#### [TEXT BLOCK]
◆ ◆ ◆ ◆ ◆

Athens Digital Arts Festival is the first Greek Laureate to represent the local cultural scene to the European Festivals Association (EFA).

== Awards ==
Over the years, ADAF has won four awards for the annual Festival. Three of those were won at the Greek "Event Awards" held by Boussias Communication in Athens every year as a tribute to the various Festivals held in Greece, with 10 categories that can be awarded . The first award ADAF won at the Greek Even Awards was the gold prize, in the category "Best in Marketing & Communication" and the SILVER for the category "Thematical Events." In 2019, ADAF got the "Silver Award" for the "Thematical Events | Cultural Organisation" as well as for the category "5 Senses Star."

Apart from the event awards, Athens Digital Arts Festival also won the gold prize for "Cultural Tourism," under the category Specialty Travel at the Tourism Awards 2018.

◆ ◆ ◆ ◆ ◆

#### [INFORMATION SHOWN]
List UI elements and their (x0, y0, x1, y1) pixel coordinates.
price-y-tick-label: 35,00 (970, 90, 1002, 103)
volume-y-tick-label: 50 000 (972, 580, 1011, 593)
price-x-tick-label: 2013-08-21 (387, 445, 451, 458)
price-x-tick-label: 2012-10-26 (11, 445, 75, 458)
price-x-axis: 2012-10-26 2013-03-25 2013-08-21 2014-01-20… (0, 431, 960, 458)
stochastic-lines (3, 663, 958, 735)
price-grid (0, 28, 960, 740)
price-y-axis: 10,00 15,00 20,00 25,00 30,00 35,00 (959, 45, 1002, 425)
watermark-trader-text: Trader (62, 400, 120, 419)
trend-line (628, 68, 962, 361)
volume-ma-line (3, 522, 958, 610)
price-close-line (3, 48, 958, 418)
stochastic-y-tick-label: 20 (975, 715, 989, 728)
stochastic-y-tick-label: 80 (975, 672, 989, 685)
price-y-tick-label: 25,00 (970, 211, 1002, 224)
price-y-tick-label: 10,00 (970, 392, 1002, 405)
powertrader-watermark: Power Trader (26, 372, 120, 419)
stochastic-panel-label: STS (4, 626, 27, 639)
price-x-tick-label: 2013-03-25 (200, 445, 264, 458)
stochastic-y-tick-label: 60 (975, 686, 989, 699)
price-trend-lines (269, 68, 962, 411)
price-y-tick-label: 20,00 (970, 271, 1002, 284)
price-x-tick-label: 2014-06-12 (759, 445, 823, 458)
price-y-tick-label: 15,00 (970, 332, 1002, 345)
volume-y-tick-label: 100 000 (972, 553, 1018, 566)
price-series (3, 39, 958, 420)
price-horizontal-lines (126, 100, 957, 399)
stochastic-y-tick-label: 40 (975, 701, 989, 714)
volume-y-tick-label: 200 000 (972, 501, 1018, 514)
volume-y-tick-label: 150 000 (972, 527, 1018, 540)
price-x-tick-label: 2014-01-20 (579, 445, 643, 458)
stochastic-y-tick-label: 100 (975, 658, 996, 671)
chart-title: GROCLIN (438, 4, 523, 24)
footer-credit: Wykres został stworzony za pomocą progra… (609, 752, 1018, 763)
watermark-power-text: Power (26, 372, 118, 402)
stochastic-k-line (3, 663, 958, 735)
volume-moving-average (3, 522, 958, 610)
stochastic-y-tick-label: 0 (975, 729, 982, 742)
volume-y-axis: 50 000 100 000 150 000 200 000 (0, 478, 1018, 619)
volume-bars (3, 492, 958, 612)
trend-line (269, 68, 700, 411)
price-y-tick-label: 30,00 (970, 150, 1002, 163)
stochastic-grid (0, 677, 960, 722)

◆ ◆ ◆ ◆ ◆

#### [ACTIVITY]
In the Athens Digital Arts Festival text:
(a) Who holds the Greek "Event Awards" in Athens each year?
(b) Which award did ADAF receive in 2019 for "Thematical Events | Cultural Organisation"?
(c) What did the festival win the gold prize for at the Tourism Awards 2018, and under which category?
The data has no connection to the text about the Athens Digital Arts Festival.

#### [SOLUTION FOR THIS PROBLEM]
(a) Boussias Communication
(b) The "Silver Award"
(c) "Cultural Tourism," under the category Specialty Travel